> **Task to carry out**: Exactly as written, retype the listing below, omitting the pictures.

> **Material for the task**:
## BEGIN

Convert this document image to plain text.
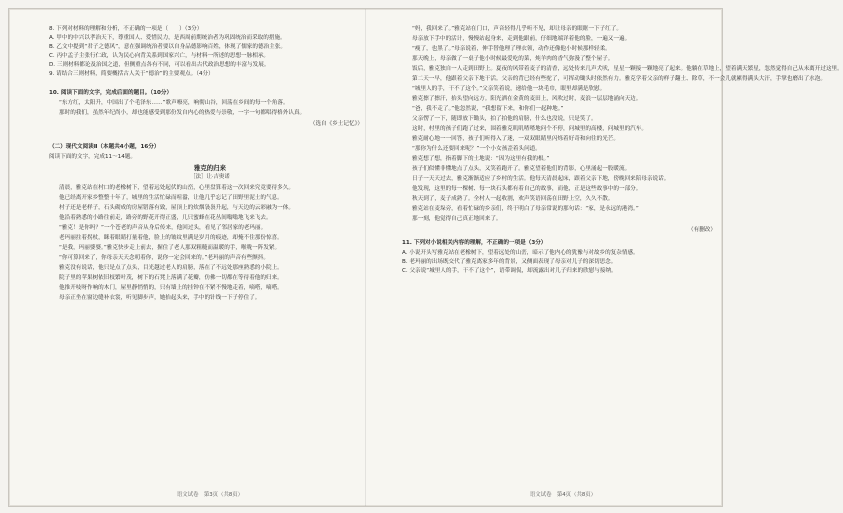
8. 下列对材料的理解和分析，不正确的一项是（　　）（3分）

A. 甲中的中兴以孝治天下，尊重国人、爱惜民力，是西周前期统治者为巩固统治而采取的措施。

B. 乙文中提到“君子之德风”，意在强调统治者要以自身品德影响百姓，体现了儒家的德治主张。

C. 丙中孟子主张行仁政，认为民心向背关系到国家兴亡，与材料一所述的思想一脉相承。

D. 三则材料都论及治国之道，但侧重点各有不同，可以看出古代政治思想的丰富与发展。

9. 请结合三则材料，简要概括古人关于“德治”的主要观点。（4分）

10. 阅读下面的文字，完成后面的题目。（10分）

“东方红，太阳升，中国出了个毛泽东……”歌声嘹亮，响彻山谷，回荡在乡间的每一个角落。

那时的我们，虽然年纪尚小，却也能感受到那份发自内心的热爱与崇敬，一字一句都唱得格外认真。

（选自《乡土记忆》）

（二）现代文阅读Ⅱ（本题共4小题，16分）

阅读下面的文字，完成11～14题。

雅克的归来

［法］让·吉奥诺

清晨，雅克站在村口的老橡树下，望着远处起伏的山峦，心里盘算着这一次回来究竟要待多久。

他已经离开家乡整整十年了，城里的生活忙碌而喧嚣，让他几乎忘记了田野里泥土的气息。

村子还是老样子，石头砌成的房屋错落有致，屋顶上的炊烟袅袅升起，与天边的云彩融为一体。

他沿着熟悉的小路往前走，路旁的野花开得正盛，几只蜜蜂在花丛间嗡嗡地飞来飞去。

“雅克！是你吗？”一个苍老的声音从身后传来，他回过头，看见了邻居家的老玛丽。

老玛丽拄着拐杖，眯着眼睛打量着他，脸上的皱纹里满是岁月的痕迹，却掩不住那份惊喜。

“是我，玛丽婆婆。”雅克快步走上前去，握住了老人那双粗糙而温暖的手，喉咙一阵发紧。

“你可算回来了，你母亲天天念叨着你，说你一定会回来的。”老玛丽的声音有些颤抖。

雅克没有说话，他只是点了点头，目光越过老人的肩膀，落在了不远处那座熟悉的小院上。

院子里的苹果树依旧枝繁叶茂，树下的石凳上落满了花瓣，仿佛一切都在等待着他的归来。

他推开吱呀作响的木门，屋里静悄悄的，只有墙上的挂钟在不紧不慢地走着，嘀嗒，嘀嗒。

母亲正坐在窗边缝补衣裳，听见脚步声，她抬起头来，手中的针线一下子停住了。

语文试卷　第3页（共8页）

“妈，我回来了。”雅克站在门口，声音轻得几乎听不见，却让母亲的眼眶一下子红了。

母亲放下手中的活计，慢慢站起身来，走到他跟前，仔细地端详着他的脸，一遍又一遍。

“瘦了，也黑了。”母亲说着，伸手替他理了理衣领，动作还像他小时候那样轻柔。

那天晚上，母亲做了一桌子他小时候最爱吃的菜，炖羊肉的香气弥漫了整个屋子。

饭后，雅克独自一人走到田野上。夏夜的风带着麦子的清香，远处传来几声犬吠，星星一颗接一颗地亮了起来。他躺在草地上，望着满天繁星，忽然觉得自己从未离开过这里。

第二天一早，他跟着父亲下地干活。父亲的背已经有些驼了，可挥动锄头时依然有力。雅克学着父亲的样子翻土、除草，不一会儿就累得满头大汗，手掌也磨出了水泡。

“城里人的手，干不了这个。”父亲笑着说，递给他一块毛巾，眼里却满是欣慰。

雅克擦了擦汗，抬头望向远方。阳光洒在金黄的麦田上，风吹过时，麦浪一层层地涌向天边。

“爸，我不走了。”他忽然说，“我想留下来，和你们一起种地。”

父亲愣了一下，随即放下锄头，拍了拍他的肩膀，什么也没说，只是笑了。

这时，村里的孩子们跑了过来，围着雅克叽叽喳喳地问个不停，问城里的高楼，问城里的汽车。

雅克耐心地一一回答，孩子们听得入了迷，一双双眼睛里闪烁着好奇和向往的光芒。

“那你为什么还要回来呢？”一个小女孩歪着头问道。

雅克想了想，指着脚下的土地说：“因为这里有我的根。”

孩子们似懂非懂地点了点头，又笑着跑开了。雅克望着他们的背影，心里涌起一股暖流。

日子一天天过去，雅克渐渐适应了乡村的生活。他每天清晨起床，跟着父亲下地，傍晚回来陪母亲说话。

他发现，这里的每一棵树、每一块石头都有着自己的故事，而他，正是这些故事中的一部分。

秋天到了，麦子成熟了。全村人一起收割，欢声笑语回荡在田野上空，久久不散。

雅克站在麦垛旁，看着忙碌的乡亲们，终于明白了母亲常说的那句话：“家，是永远的港湾。”

那一刻，他觉得自己真正地回来了。

（有删改）

11. 下列对小说相关内容的理解，不正确的一项是（3分）

A. 小说开头写雅克站在老橡树下，望着远处的山峦，暗示了他内心的犹豫与对故乡的复杂情感。

B. 老玛丽的出场既交代了雅克离家多年的背景，又侧面表现了母亲对儿子的深切思念。

C. 父亲说“城里人的手，干不了这个”，语带调侃，却流露出对儿子归来的欣慰与接纳。

语文试卷　第4页（共8页）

## END

> **The completed task**:
Convert this document image to plain text.
8. 下列对材料的理解和分析，不正确的一项是（　　）（3分）

A. 甲中的中兴以孝治天下，尊重国人、爱惜民力，是西周前期统治者为巩固统治而采取的措施。

B. 乙文中提到“君子之德风”，意在强调统治者要以自身品德影响百姓，体现了儒家的德治主张。

C. 丙中孟子主张行仁政，认为民心向背关系到国家兴亡，与材料一所述的思想一脉相承。

D. 三则材料都论及治国之道，但侧重点各有不同，可以看出古代政治思想的丰富与发展。

9. 请结合三则材料，简要概括古人关于“德治”的主要观点。（4分）

10. 阅读下面的文字，完成后面的题目。（10分）

“东方红，太阳升，中国出了个毛泽东……”歌声嘹亮，响彻山谷，回荡在乡间的每一个角落。

那时的我们，虽然年纪尚小，却也能感受到那份发自内心的热爱与崇敬，一字一句都唱得格外认真。

（选自《乡土记忆》）

（二）现代文阅读Ⅱ（本题共4小题，16分）

阅读下面的文字，完成11～14题。

雅克的归来

［法］让·吉奥诺

清晨，雅克站在村口的老橡树下，望着远处起伏的山峦，心里盘算着这一次回来究竟要待多久。

他已经离开家乡整整十年了，城里的生活忙碌而喧嚣，让他几乎忘记了田野里泥土的气息。

村子还是老样子，石头砌成的房屋错落有致，屋顶上的炊烟袅袅升起，与天边的云彩融为一体。

他沿着熟悉的小路往前走，路旁的野花开得正盛，几只蜜蜂在花丛间嗡嗡地飞来飞去。

“雅克！是你吗？”一个苍老的声音从身后传来，他回过头，看见了邻居家的老玛丽。

老玛丽拄着拐杖，眯着眼睛打量着他，脸上的皱纹里满是岁月的痕迹，却掩不住那份惊喜。

“是我，玛丽婆婆。”雅克快步走上前去，握住了老人那双粗糙而温暖的手，喉咙一阵发紧。

“你可算回来了，你母亲天天念叨着你，说你一定会回来的。”老玛丽的声音有些颤抖。

雅克没有说话，他只是点了点头，目光越过老人的肩膀，落在了不远处那座熟悉的小院上。

院子里的苹果树依旧枝繁叶茂，树下的石凳上落满了花瓣，仿佛一切都在等待着他的归来。

他推开吱呀作响的木门，屋里静悄悄的，只有墙上的挂钟在不紧不慢地走着，嘀嗒，嘀嗒。

母亲正坐在窗边缝补衣裳，听见脚步声，她抬起头来，手中的针线一下子停住了。

语文试卷　第3页（共8页）

“妈，我回来了。”雅克站在门口，声音轻得几乎听不见，却让母亲的眼眶一下子红了。

母亲放下手中的活计，慢慢站起身来，走到他跟前，仔细地端详着他的脸，一遍又一遍。

“瘦了，也黑了。”母亲说着，伸手替他理了理衣领，动作还像他小时候那样轻柔。

那天晚上，母亲做了一桌子他小时候最爱吃的菜，炖羊肉的香气弥漫了整个屋子。

饭后，雅克独自一人走到田野上。夏夜的风带着麦子的清香，远处传来几声犬吠，星星一颗接一颗地亮了起来。他躺在草地上，望着满天繁星，忽然觉得自己从未离开过这里。

第二天一早，他跟着父亲下地干活。父亲的背已经有些驼了，可挥动锄头时依然有力。雅克学着父亲的样子翻土、除草，不一会儿就累得满头大汗，手掌也磨出了水泡。

“城里人的手，干不了这个。”父亲笑着说，递给他一块毛巾，眼里却满是欣慰。

雅克擦了擦汗，抬头望向远方。阳光洒在金黄的麦田上，风吹过时，麦浪一层层地涌向天边。

“爸，我不走了。”他忽然说，“我想留下来，和你们一起种地。”

父亲愣了一下，随即放下锄头，拍了拍他的肩膀，什么也没说，只是笑了。

这时，村里的孩子们跑了过来，围着雅克叽叽喳喳地问个不停，问城里的高楼，问城里的汽车。

雅克耐心地一一回答，孩子们听得入了迷，一双双眼睛里闪烁着好奇和向往的光芒。

“那你为什么还要回来呢？”一个小女孩歪着头问道。

雅克想了想，指着脚下的土地说：“因为这里有我的根。”

孩子们似懂非懂地点了点头，又笑着跑开了。雅克望着他们的背影，心里涌起一股暖流。

日子一天天过去，雅克渐渐适应了乡村的生活。他每天清晨起床，跟着父亲下地，傍晚回来陪母亲说话。

他发现，这里的每一棵树、每一块石头都有着自己的故事，而他，正是这些故事中的一部分。

秋天到了，麦子成熟了。全村人一起收割，欢声笑语回荡在田野上空，久久不散。

雅克站在麦垛旁，看着忙碌的乡亲们，终于明白了母亲常说的那句话：“家，是永远的港湾。”

那一刻，他觉得自己真正地回来了。

（有删改）

11. 下列对小说相关内容的理解，不正确的一项是（3分）

A. 小说开头写雅克站在老橡树下，望着远处的山峦，暗示了他内心的犹豫与对故乡的复杂情感。

B. 老玛丽的出场既交代了雅克离家多年的背景，又侧面表现了母亲对儿子的深切思念。

C. 父亲说“城里人的手，干不了这个”，语带调侃，却流露出对儿子归来的欣慰与接纳。

语文试卷　第4页（共8页）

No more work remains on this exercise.